## What is required
Look at the entries below and reproduce them exactly.

## Data shown

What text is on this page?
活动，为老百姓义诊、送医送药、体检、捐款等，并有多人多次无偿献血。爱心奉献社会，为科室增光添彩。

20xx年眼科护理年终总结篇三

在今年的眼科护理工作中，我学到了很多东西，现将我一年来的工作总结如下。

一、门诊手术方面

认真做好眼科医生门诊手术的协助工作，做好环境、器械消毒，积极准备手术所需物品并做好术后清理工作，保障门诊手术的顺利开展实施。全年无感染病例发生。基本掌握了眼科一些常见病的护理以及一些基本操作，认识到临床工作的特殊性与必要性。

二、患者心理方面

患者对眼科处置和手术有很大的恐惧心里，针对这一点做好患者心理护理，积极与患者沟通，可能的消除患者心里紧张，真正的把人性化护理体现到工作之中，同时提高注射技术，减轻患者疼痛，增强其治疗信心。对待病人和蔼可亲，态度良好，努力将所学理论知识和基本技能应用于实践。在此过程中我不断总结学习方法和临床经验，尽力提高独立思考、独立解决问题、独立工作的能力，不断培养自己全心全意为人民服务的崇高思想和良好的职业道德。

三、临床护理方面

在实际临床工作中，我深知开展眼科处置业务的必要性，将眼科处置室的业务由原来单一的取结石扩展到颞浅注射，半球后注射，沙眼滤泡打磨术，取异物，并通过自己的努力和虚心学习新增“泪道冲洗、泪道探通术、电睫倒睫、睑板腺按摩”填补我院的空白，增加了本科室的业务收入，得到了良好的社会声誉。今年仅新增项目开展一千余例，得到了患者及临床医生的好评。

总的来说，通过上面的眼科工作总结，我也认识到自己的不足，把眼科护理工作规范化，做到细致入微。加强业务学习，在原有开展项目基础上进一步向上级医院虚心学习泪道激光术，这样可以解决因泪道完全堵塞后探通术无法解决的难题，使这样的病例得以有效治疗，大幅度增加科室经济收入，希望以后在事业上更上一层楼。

## Written answer
What text is on this page?
活动，为老百姓义诊、送医送药、体检、捐款等，并有多人多次无偿献血。爱心奉献社会，为科室增光添彩。

20xx年眼科护理年终总结篇三

在今年的眼科护理工作中，我学到了很多东西，现将我一年来的工作总结如下。

一、门诊手术方面

认真做好眼科医生门诊手术的协助工作，做好环境、器械消毒，积极准备手术所需物品并做好术后清理工作，保障门诊手术的顺利开展实施。全年无感染病例发生。基本掌握了眼科一些常见病的护理以及一些基本操作，认识到临床工作的特殊性与必要性。

二、患者心理方面

患者对眼科处置和手术有很大的恐惧心里，针对这一点做好患者心理护理，积极与患者沟通，可能的消除患者心里紧张，真正的把人性化护理体现到工作之中，同时提高注射技术，减轻患者疼痛，增强其治疗信心。对待病人和蔼可亲，态度良好，努力将所学理论知识和基本技能应用于实践。在此过程中我不断总结学习方法和临床经验，尽力提高独立思考、独立解决问题、独立工作的能力，不断培养自己全心全意为人民服务的崇高思想和良好的职业道德。

三、临床护理方面

在实际临床工作中，我深知开展眼科处置业务的必要性，将眼科处置室的业务由原来单一的取结石扩展到颞浅注射，半球后注射，沙眼滤泡打磨术，取异物，并通过自己的努力和虚心学习新增“泪道冲洗、泪道探通术、电睫倒睫、睑板腺按摩”填补我院的空白，增加了本科室的业务收入，得到了良好的社会声誉。今年仅新增项目开展一千余例，得到了患者及临床医生的好评。

总的来说，通过上面的眼科工作总结，我也认识到自己的不足，把眼科护理工作规范化，做到细致入微。加强业务学习，在原有开展项目基础上进一步向上级医院虚心学习泪道激光术，这样可以解决因泪道完全堵塞后探通术无法解决的难题，使这样的病例得以有效治疗，大幅度增加科室经济收入，希望以后在事业上更上一层楼。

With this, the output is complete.